## DATA EXTRACT
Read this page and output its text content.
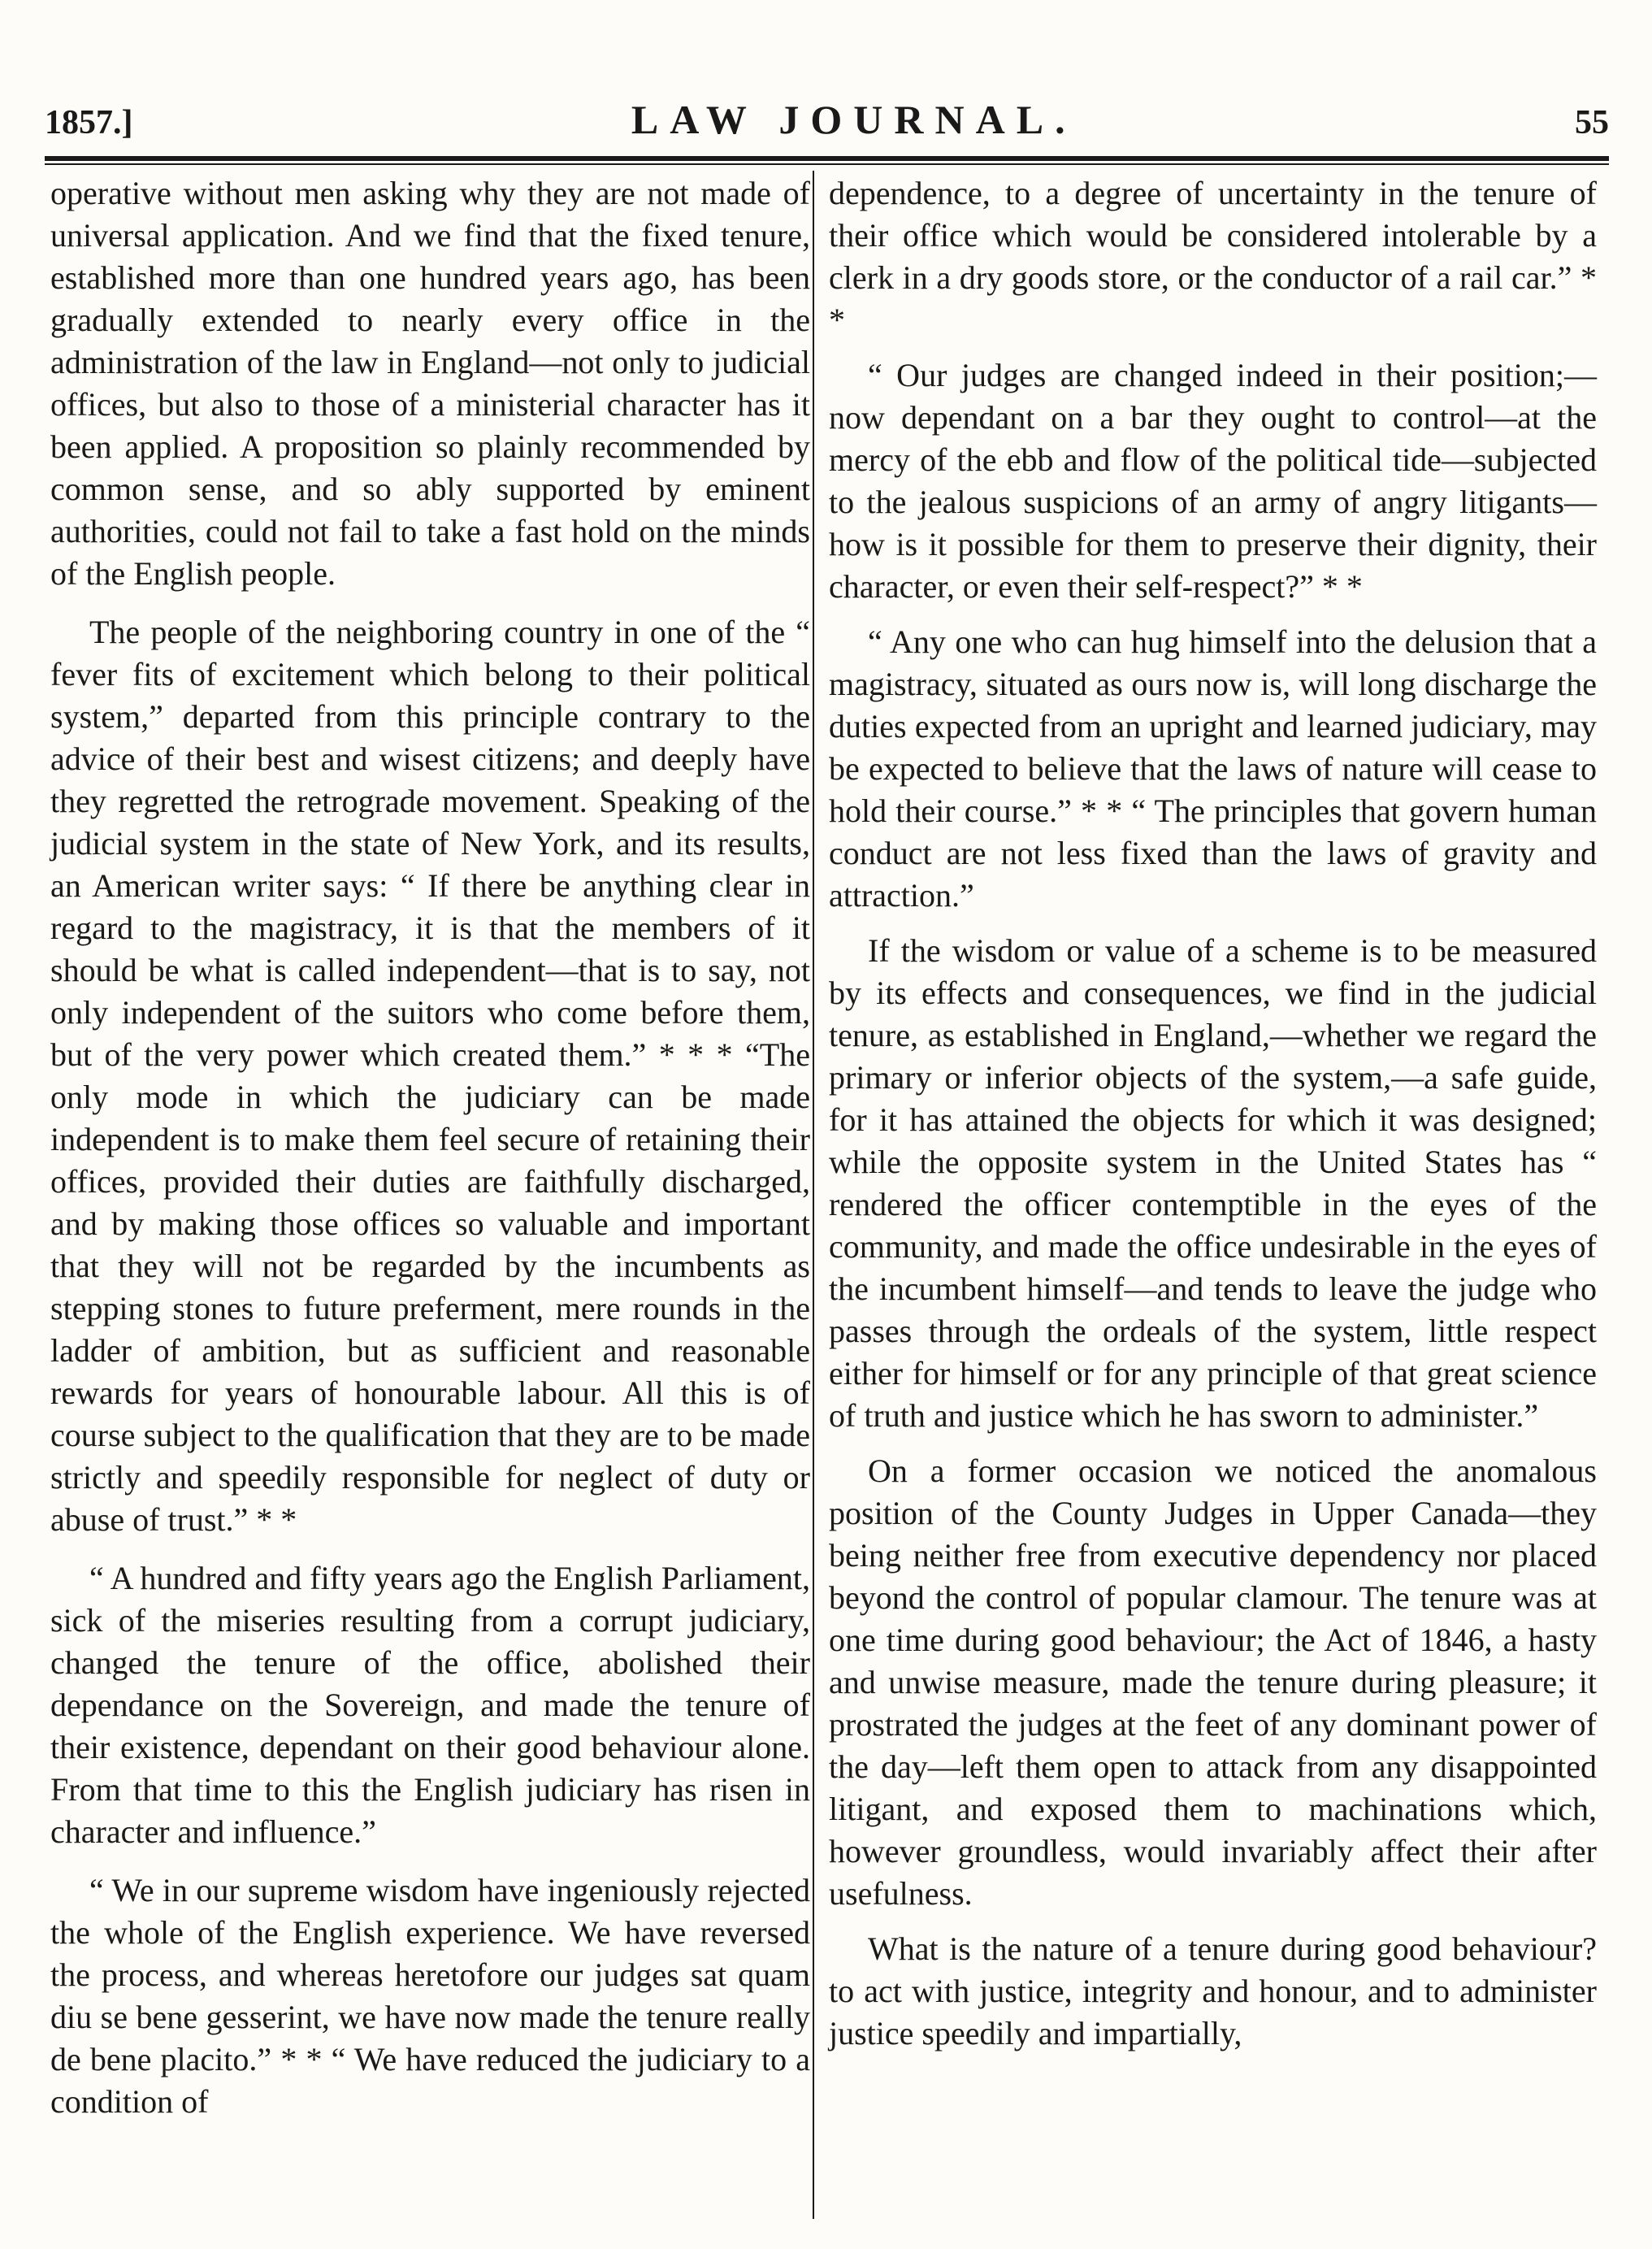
1857.]	LAW JOURNAL.	55

operative without men asking why they are not made of universal application. And we find that the fixed tenure, established more than one hundred years ago, has been gradually extended to nearly every office in the administration of the law in England—not only to judicial offices, but also to those of a ministerial character has it been applied. A proposition so plainly recommended by common sense, and so ably supported by eminent authorities, could not fail to take a fast hold on the minds of the English people.

The people of the neighboring country in one of the “ fever fits of excitement which belong to their political system,” departed from this principle contrary to the advice of their best and wisest citizens; and deeply have they regretted the retrograde movement. Speaking of the judicial system in the state of New York, and its results, an American writer says: “ If there be anything clear in regard to the magistracy, it is that the members of it should be what is called independent—that is to say, not only independent of the suitors who come before them, but of the very power which created them.” * * * “The only mode in which the judiciary can be made independent is to make them feel secure of retaining their offices, provided their duties are faithfully discharged, and by making those offices so valuable and important that they will not be regarded by the incumbents as stepping stones to future preferment, mere rounds in the ladder of ambition, but as sufficient and reasonable rewards for years of honourable labour. All this is of course subject to the qualification that they are to be made strictly and speedily responsible for neglect of duty or abuse of trust.” * *

“ A hundred and fifty years ago the English Parliament, sick of the miseries resulting from a corrupt judiciary, changed the tenure of the office, abolished their dependance on the Sovereign, and made the tenure of their existence, dependant on their good behaviour alone. From that time to this the English judiciary has risen in character and influence.”

“ We in our supreme wisdom have ingeniously rejected the whole of the English experience. We have reversed the process, and whereas heretofore our judges sat quam diu se bene gesserint, we have now made the tenure really de bene placito.” * * “ We have reduced the judiciary to a condition of

dependence, to a degree of uncertainty in the tenure of their office which would be considered intolerable by a clerk in a dry goods store, or the conductor of a rail car.” * *

“ Our judges are changed indeed in their position;—now dependant on a bar they ought to control—at the mercy of the ebb and flow of the political tide—subjected to the jealous suspicions of an army of angry litigants—how is it possible for them to preserve their dignity, their character, or even their self-respect?” * *

“ Any one who can hug himself into the delusion that a magistracy, situated as ours now is, will long discharge the duties expected from an upright and learned judiciary, may be expected to believe that the laws of nature will cease to hold their course.” * * “ The principles that govern human conduct are not less fixed than the laws of gravity and attraction.”

If the wisdom or value of a scheme is to be measured by its effects and consequences, we find in the judicial tenure, as established in England,—whether we regard the primary or inferior objects of the system,—a safe guide, for it has attained the objects for which it was designed; while the opposite system in the United States has “ rendered the officer contemptible in the eyes of the community, and made the office undesirable in the eyes of the incumbent himself—and tends to leave the judge who passes through the ordeals of the system, little respect either for himself or for any principle of that great science of truth and justice which he has sworn to administer.”

On a former occasion we noticed the anomalous position of the County Judges in Upper Canada—they being neither free from executive dependency nor placed beyond the control of popular clamour. The tenure was at one time during good behaviour; the Act of 1846, a hasty and unwise measure, made the tenure during pleasure; it prostrated the judges at the feet of any dominant power of the day—left them open to attack from any disappointed litigant, and exposed them to machinations which, however groundless, would invariably affect their after usefulness.

What is the nature of a tenure during good behaviour? to act with justice, integrity and honour, and to administer justice speedily and impartially,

## WORK TO DO
Locate the lines above that contain "character" and copy them.

## REPLY
operative without men asking why they are not made of universal application. And we find that the fixed tenure, established more than one hundred years ago, has been gradually extended to nearly every office in the administration of the law in England—not only to judicial offices, but also to those of a ministerial character has it been applied. A proposition so plainly recommended by common sense, and so ably supported by eminent authorities, could not fail to take a fast hold on the minds of the English people.
“ A hundred and fifty years ago the English Parliament, sick of the miseries resulting from a corrupt judiciary, changed the tenure of the office, abolished their dependance on the Sovereign, and made the tenure of their existence, dependant on their good behaviour alone. From that time to this the English judiciary has risen in character and influence.”
“ Our judges are changed indeed in their position;—now dependant on a bar they ought to control—at the mercy of the ebb and flow of the political tide—subjected to the jealous suspicions of an army of angry litigants—how is it possible for them to preserve their dignity, their character, or even their self-respect?” * *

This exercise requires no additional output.